--- Start ---

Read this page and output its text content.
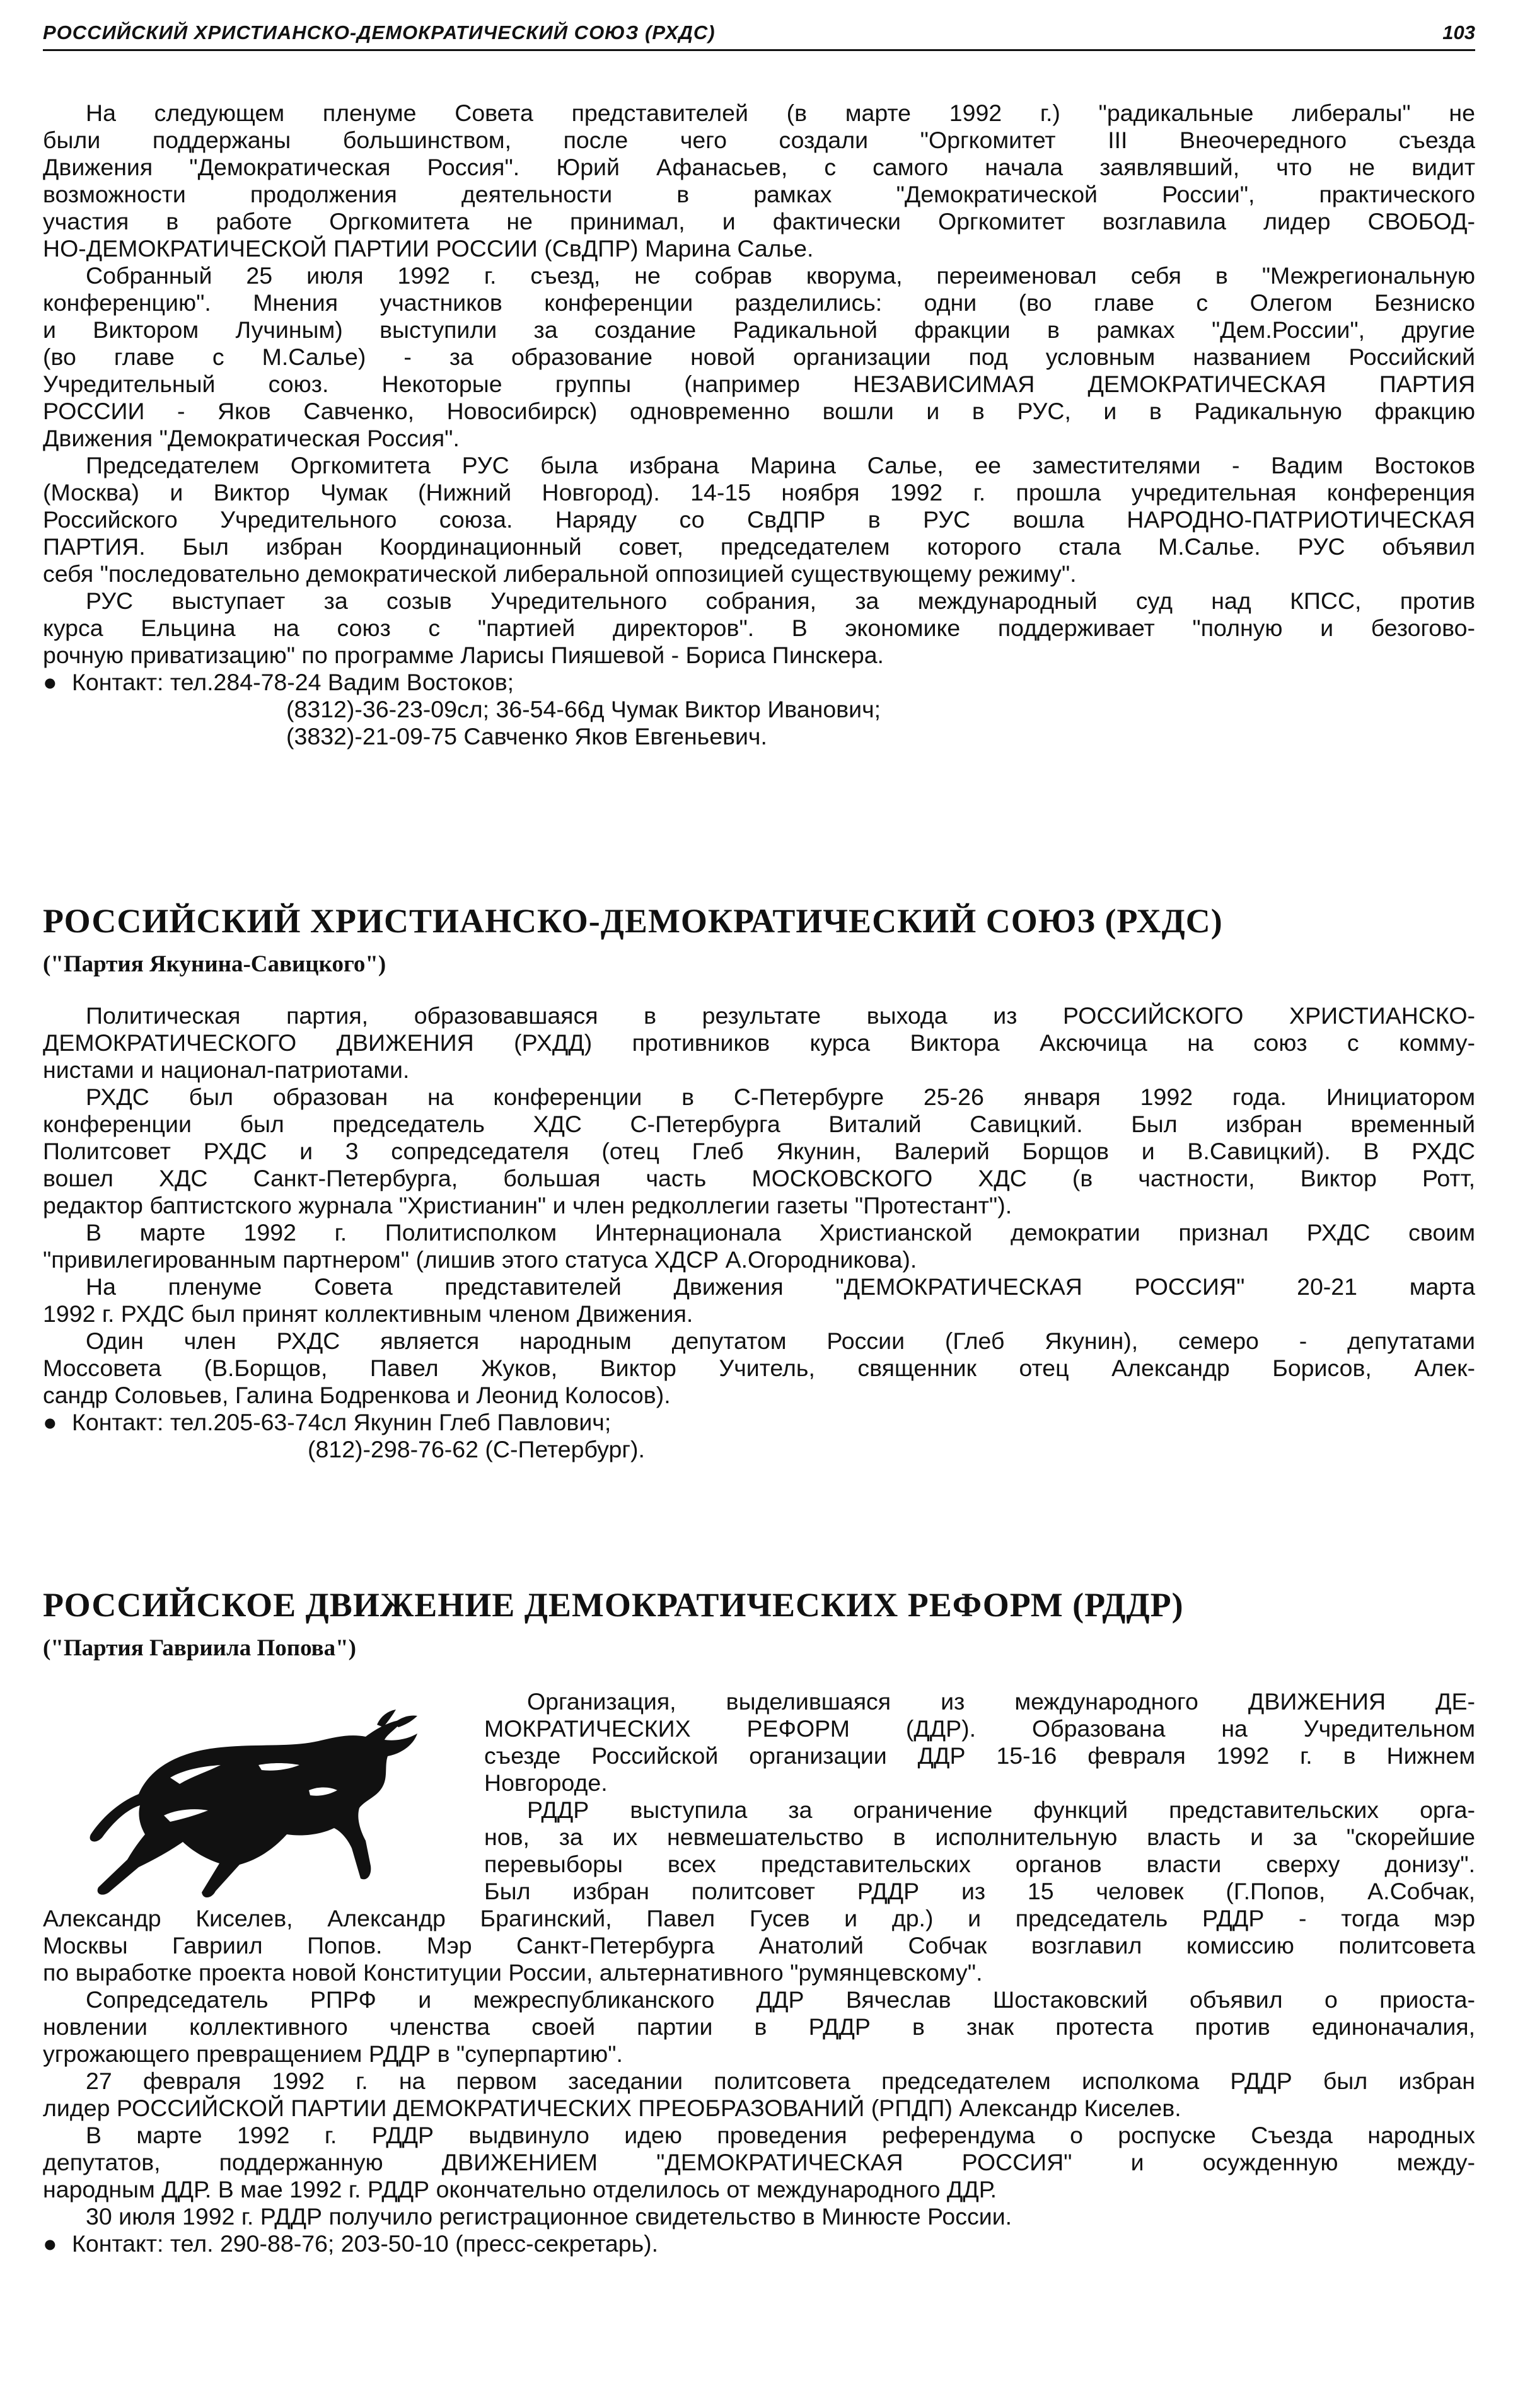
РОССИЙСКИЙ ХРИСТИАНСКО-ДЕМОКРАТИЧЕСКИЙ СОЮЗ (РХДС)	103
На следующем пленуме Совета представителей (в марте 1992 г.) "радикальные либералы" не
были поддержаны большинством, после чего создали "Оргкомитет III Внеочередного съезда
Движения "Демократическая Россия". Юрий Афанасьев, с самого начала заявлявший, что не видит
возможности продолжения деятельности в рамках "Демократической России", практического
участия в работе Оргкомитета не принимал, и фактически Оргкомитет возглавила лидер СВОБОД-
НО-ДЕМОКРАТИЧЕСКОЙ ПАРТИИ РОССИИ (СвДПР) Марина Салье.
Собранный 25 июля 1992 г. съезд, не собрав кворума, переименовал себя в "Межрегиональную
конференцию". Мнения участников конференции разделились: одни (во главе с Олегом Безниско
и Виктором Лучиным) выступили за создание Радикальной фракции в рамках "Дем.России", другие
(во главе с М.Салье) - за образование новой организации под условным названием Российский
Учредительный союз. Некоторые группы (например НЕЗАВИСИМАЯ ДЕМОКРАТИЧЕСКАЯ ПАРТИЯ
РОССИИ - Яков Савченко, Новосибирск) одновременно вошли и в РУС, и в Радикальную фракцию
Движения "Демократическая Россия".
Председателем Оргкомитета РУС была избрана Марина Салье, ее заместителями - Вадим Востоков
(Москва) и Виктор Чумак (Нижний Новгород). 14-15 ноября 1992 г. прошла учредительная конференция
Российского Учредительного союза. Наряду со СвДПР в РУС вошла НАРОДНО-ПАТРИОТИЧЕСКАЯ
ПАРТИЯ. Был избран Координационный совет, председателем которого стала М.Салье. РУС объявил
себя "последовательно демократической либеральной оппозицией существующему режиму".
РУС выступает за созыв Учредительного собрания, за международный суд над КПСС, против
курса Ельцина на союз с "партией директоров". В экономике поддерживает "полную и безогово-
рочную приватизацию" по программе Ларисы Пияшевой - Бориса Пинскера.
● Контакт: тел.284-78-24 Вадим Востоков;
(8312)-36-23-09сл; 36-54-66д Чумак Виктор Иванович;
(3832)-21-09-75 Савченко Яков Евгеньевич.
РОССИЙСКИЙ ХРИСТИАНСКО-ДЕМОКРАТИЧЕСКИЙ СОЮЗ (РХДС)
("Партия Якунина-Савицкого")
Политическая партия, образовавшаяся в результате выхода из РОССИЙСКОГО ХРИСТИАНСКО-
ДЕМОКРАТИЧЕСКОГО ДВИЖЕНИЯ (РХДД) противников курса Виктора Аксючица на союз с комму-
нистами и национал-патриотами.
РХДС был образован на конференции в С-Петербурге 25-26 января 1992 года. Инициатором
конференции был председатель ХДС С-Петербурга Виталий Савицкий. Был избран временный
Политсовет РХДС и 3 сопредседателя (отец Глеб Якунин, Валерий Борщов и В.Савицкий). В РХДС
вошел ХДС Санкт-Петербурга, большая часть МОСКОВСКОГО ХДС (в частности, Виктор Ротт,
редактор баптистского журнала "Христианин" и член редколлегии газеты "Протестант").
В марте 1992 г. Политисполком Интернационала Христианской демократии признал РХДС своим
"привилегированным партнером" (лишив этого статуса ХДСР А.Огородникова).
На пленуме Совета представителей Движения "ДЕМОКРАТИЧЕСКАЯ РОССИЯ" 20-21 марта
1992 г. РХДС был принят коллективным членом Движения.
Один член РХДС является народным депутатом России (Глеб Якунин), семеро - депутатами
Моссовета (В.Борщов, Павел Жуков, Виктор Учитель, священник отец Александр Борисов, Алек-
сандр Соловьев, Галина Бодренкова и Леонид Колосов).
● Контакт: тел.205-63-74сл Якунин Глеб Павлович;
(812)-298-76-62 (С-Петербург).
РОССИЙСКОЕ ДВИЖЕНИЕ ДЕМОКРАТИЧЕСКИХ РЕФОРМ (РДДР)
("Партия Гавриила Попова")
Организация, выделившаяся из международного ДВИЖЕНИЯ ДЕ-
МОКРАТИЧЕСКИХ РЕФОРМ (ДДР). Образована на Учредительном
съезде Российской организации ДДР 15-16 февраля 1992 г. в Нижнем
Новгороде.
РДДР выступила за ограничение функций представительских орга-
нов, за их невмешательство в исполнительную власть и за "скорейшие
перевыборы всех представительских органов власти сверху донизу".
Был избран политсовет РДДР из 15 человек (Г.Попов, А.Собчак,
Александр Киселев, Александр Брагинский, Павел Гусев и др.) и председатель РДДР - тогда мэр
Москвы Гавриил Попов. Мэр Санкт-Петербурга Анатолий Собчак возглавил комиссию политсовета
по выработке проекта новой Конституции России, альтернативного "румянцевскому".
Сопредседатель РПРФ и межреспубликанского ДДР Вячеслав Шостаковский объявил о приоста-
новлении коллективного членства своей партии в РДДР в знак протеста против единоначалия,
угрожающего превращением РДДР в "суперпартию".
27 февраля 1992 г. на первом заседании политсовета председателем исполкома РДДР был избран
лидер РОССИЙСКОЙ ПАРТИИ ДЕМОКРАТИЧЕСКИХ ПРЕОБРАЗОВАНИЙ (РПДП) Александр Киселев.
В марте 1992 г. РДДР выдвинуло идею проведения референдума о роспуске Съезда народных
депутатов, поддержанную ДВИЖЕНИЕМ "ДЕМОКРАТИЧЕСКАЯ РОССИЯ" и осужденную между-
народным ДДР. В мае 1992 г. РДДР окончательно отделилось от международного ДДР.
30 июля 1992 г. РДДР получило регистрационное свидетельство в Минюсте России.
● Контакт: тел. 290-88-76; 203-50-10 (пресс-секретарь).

--- End ---

-- Task brief --
Leave the pictures out, and transcribe each of the records exactly.

-- Full response --
Read this page and output its text content.
РОССИЙСКИЙ ХРИСТИАНСКО-ДЕМОКРАТИЧЕСКИЙ СОЮЗ (РХДС)	103
На следующем пленуме Совета представителей (в марте 1992 г.) "радикальные либералы" не
были поддержаны большинством, после чего создали "Оргкомитет III Внеочередного съезда
Движения "Демократическая Россия". Юрий Афанасьев, с самого начала заявлявший, что не видит
возможности продолжения деятельности в рамках "Демократической России", практического
участия в работе Оргкомитета не принимал, и фактически Оргкомитет возглавила лидер СВОБОД-
НО-ДЕМОКРАТИЧЕСКОЙ ПАРТИИ РОССИИ (СвДПР) Марина Салье.
Собранный 25 июля 1992 г. съезд, не собрав кворума, переименовал себя в "Межрегиональную
конференцию". Мнения участников конференции разделились: одни (во главе с Олегом Безниско
и Виктором Лучиным) выступили за создание Радикальной фракции в рамках "Дем.России", другие
(во главе с М.Салье) - за образование новой организации под условным названием Российский
Учредительный союз. Некоторые группы (например НЕЗАВИСИМАЯ ДЕМОКРАТИЧЕСКАЯ ПАРТИЯ
РОССИИ - Яков Савченко, Новосибирск) одновременно вошли и в РУС, и в Радикальную фракцию
Движения "Демократическая Россия".
Председателем Оргкомитета РУС была избрана Марина Салье, ее заместителями - Вадим Востоков
(Москва) и Виктор Чумак (Нижний Новгород). 14-15 ноября 1992 г. прошла учредительная конференция
Российского Учредительного союза. Наряду со СвДПР в РУС вошла НАРОДНО-ПАТРИОТИЧЕСКАЯ
ПАРТИЯ. Был избран Координационный совет, председателем которого стала М.Салье. РУС объявил
себя "последовательно демократической либеральной оппозицией существующему режиму".
РУС выступает за созыв Учредительного собрания, за международный суд над КПСС, против
курса Ельцина на союз с "партией директоров". В экономике поддерживает "полную и безогово-
рочную приватизацию" по программе Ларисы Пияшевой - Бориса Пинскера.
● Контакт: тел.284-78-24 Вадим Востоков;
(8312)-36-23-09сл; 36-54-66д Чумак Виктор Иванович;
(3832)-21-09-75 Савченко Яков Евгеньевич.
РОССИЙСКИЙ ХРИСТИАНСКО-ДЕМОКРАТИЧЕСКИЙ СОЮЗ (РХДС)
("Партия Якунина-Савицкого")
Политическая партия, образовавшаяся в результате выхода из РОССИЙСКОГО ХРИСТИАНСКО-
ДЕМОКРАТИЧЕСКОГО ДВИЖЕНИЯ (РХДД) противников курса Виктора Аксючица на союз с комму-
нистами и национал-патриотами.
РХДС был образован на конференции в С-Петербурге 25-26 января 1992 года. Инициатором
конференции был председатель ХДС С-Петербурга Виталий Савицкий. Был избран временный
Политсовет РХДС и 3 сопредседателя (отец Глеб Якунин, Валерий Борщов и В.Савицкий). В РХДС
вошел ХДС Санкт-Петербурга, большая часть МОСКОВСКОГО ХДС (в частности, Виктор Ротт,
редактор баптистского журнала "Христианин" и член редколлегии газеты "Протестант").
В марте 1992 г. Политисполком Интернационала Христианской демократии признал РХДС своим
"привилегированным партнером" (лишив этого статуса ХДСР А.Огородникова).
На пленуме Совета представителей Движения "ДЕМОКРАТИЧЕСКАЯ РОССИЯ" 20-21 марта
1992 г. РХДС был принят коллективным членом Движения.
Один член РХДС является народным депутатом России (Глеб Якунин), семеро - депутатами
Моссовета (В.Борщов, Павел Жуков, Виктор Учитель, священник отец Александр Борисов, Алек-
сандр Соловьев, Галина Бодренкова и Леонид Колосов).
● Контакт: тел.205-63-74сл Якунин Глеб Павлович;
(812)-298-76-62 (С-Петербург).
РОССИЙСКОЕ ДВИЖЕНИЕ ДЕМОКРАТИЧЕСКИХ РЕФОРМ (РДДР)
("Партия Гавриила Попова")
Организация, выделившаяся из международного ДВИЖЕНИЯ ДЕ-
МОКРАТИЧЕСКИХ РЕФОРМ (ДДР). Образована на Учредительном
съезде Российской организации ДДР 15-16 февраля 1992 г. в Нижнем
Новгороде.
РДДР выступила за ограничение функций представительских орга-
нов, за их невмешательство в исполнительную власть и за "скорейшие
перевыборы всех представительских органов власти сверху донизу".
Был избран политсовет РДДР из 15 человек (Г.Попов, А.Собчак,
Александр Киселев, Александр Брагинский, Павел Гусев и др.) и председатель РДДР - тогда мэр
Москвы Гавриил Попов. Мэр Санкт-Петербурга Анатолий Собчак возглавил комиссию политсовета
по выработке проекта новой Конституции России, альтернативного "румянцевскому".
Сопредседатель РПРФ и межреспубликанского ДДР Вячеслав Шостаковский объявил о приоста-
новлении коллективного членства своей партии в РДДР в знак протеста против единоначалия,
угрожающего превращением РДДР в "суперпартию".
27 февраля 1992 г. на первом заседании политсовета председателем исполкома РДДР был избран
лидер РОССИЙСКОЙ ПАРТИИ ДЕМОКРАТИЧЕСКИХ ПРЕОБРАЗОВАНИЙ (РПДП) Александр Киселев.
В марте 1992 г. РДДР выдвинуло идею проведения референдума о роспуске Съезда народных
депутатов, поддержанную ДВИЖЕНИЕМ "ДЕМОКРАТИЧЕСКАЯ РОССИЯ" и осужденную между-
народным ДДР. В мае 1992 г. РДДР окончательно отделилось от международного ДДР.
30 июля 1992 г. РДДР получило регистрационное свидетельство в Минюсте России.
● Контакт: тел. 290-88-76; 203-50-10 (пресс-секретарь).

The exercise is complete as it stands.